Set problem ::
Extract the lines of the records starting at the line that contains "svg-text:70: 70: [698, 884, 744, 931]" and ending at the line that contains "svg-text:40: 40: [255, 884, 301, 931]", copying each one exactly.

Extracted data ::
===============
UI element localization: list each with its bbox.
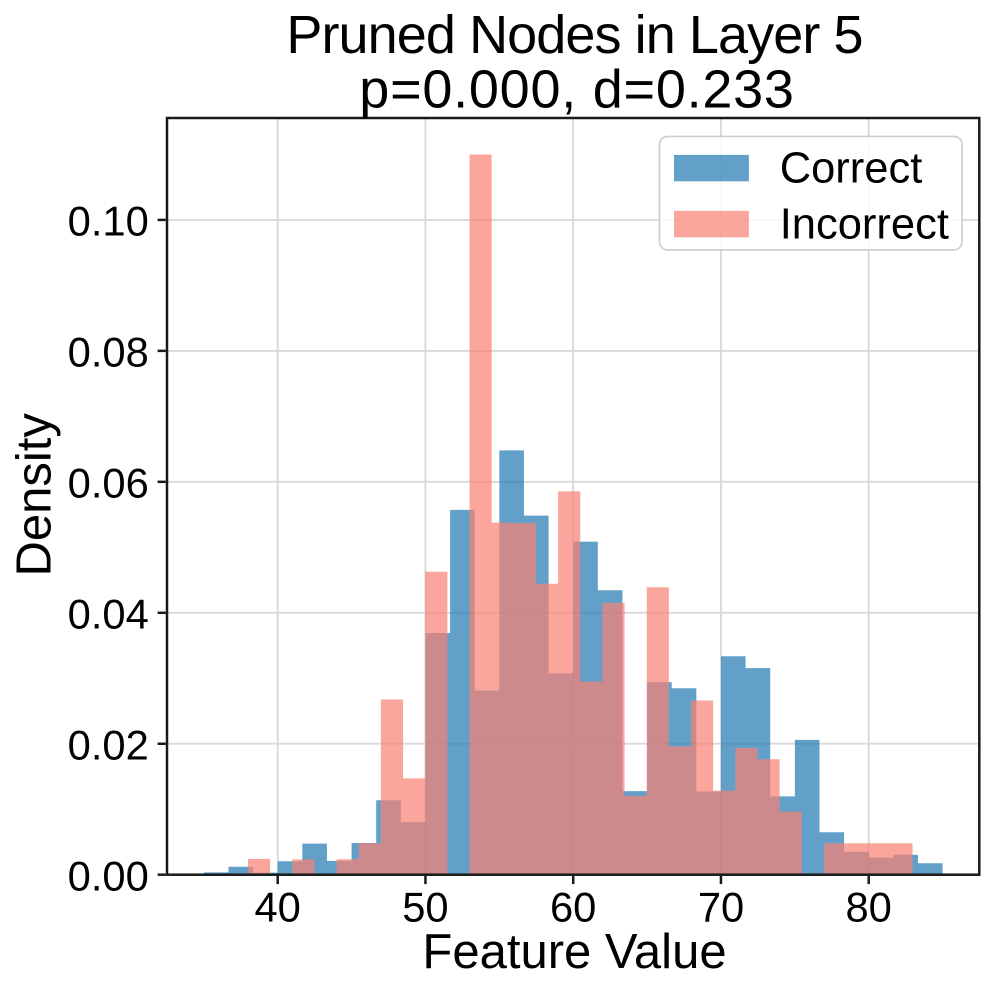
svg-text:70: 70: [698, 884, 744, 931]
svg-text:Pruned Nodes in Layer 5: Pruned Nodes in Layer 5: [286, 5, 862, 65]
svg-text:Correct: Correct: [780, 145, 923, 193]
svg-text:80: 80: [846, 884, 892, 931]
svg-text:Feature Value: Feature Value: [422, 925, 726, 979]
svg-text:50: 50: [402, 884, 448, 931]
svg-text:60: 60: [550, 884, 596, 931]
svg-text:0.00: 0.00: [68, 852, 149, 899]
svg-text:40: 40: [255, 884, 301, 931]
svg-text:0.04: 0.04: [68, 590, 149, 637]
svg-text:0.10: 0.10: [68, 198, 149, 245]
svg-text:0.08: 0.08: [68, 329, 149, 376]
svg-text:Density: Density: [8, 413, 62, 577]
svg-text:0.06: 0.06: [68, 459, 149, 506]
svg-text:p=0.000, d=0.233: p=0.000, d=0.233: [359, 60, 794, 120]
svg-text:Incorrect: Incorrect: [780, 201, 949, 249]
svg-text:0.02: 0.02: [68, 721, 149, 768]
===============
Response ::
svg-text:70: 70: [698, 884, 744, 931]
svg-text:Pruned Nodes in Layer 5: Pruned Nodes in Layer 5: [286, 5, 862, 65]
svg-text:Correct: Correct: [780, 145, 923, 193]
svg-text:80: 80: [846, 884, 892, 931]
svg-text:Feature Value: Feature Value: [422, 925, 726, 979]
svg-text:50: 50: [402, 884, 448, 931]
svg-text:60: 60: [550, 884, 596, 931]
svg-text:0.00: 0.00: [68, 852, 149, 899]
svg-text:40: 40: [255, 884, 301, 931]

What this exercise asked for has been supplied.